= Source data =

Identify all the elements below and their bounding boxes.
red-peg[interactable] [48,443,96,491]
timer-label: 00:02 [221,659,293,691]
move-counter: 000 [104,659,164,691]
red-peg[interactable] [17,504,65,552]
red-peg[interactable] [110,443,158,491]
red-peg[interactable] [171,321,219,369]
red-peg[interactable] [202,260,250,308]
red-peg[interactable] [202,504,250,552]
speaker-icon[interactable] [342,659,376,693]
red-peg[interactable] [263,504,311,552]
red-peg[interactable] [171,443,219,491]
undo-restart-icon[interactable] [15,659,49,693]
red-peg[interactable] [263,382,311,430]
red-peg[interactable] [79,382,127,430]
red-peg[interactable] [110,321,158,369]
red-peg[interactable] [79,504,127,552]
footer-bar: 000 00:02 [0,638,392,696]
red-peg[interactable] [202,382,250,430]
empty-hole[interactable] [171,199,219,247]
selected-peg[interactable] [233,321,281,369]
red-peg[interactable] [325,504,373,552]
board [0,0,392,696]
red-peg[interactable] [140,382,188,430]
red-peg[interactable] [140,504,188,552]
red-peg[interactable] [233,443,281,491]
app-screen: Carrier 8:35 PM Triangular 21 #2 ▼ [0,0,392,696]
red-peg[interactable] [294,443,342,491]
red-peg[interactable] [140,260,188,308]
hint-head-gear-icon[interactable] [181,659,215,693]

= Requirement =
Copy out every line of the material above word for word, keeping each line unchanged.

= Written response =
Identify all the elements below and their bounding boxes.
red-peg[interactable] [48,443,96,491]
timer-label: 00:02 [221,659,293,691]
move-counter: 000 [104,659,164,691]
red-peg[interactable] [17,504,65,552]
red-peg[interactable] [110,443,158,491]
red-peg[interactable] [171,321,219,369]
red-peg[interactable] [202,260,250,308]
red-peg[interactable] [202,504,250,552]
speaker-icon[interactable] [342,659,376,693]
red-peg[interactable] [263,504,311,552]
red-peg[interactable] [171,443,219,491]
undo-restart-icon[interactable] [15,659,49,693]
red-peg[interactable] [263,382,311,430]
red-peg[interactable] [79,382,127,430]
red-peg[interactable] [110,321,158,369]
red-peg[interactable] [79,504,127,552]
footer-bar: 000 00:02 [0,638,392,696]
red-peg[interactable] [202,382,250,430]
empty-hole[interactable] [171,199,219,247]
selected-peg[interactable] [233,321,281,369]
red-peg[interactable] [325,504,373,552]
board [0,0,392,696]
red-peg[interactable] [140,382,188,430]
red-peg[interactable] [140,504,188,552]
red-peg[interactable] [233,443,281,491]
app-screen: Carrier 8:35 PM Triangular 21 #2 ▼ [0,0,392,696]
red-peg[interactable] [294,443,342,491]
red-peg[interactable] [140,260,188,308]
hint-head-gear-icon[interactable] [181,659,215,693]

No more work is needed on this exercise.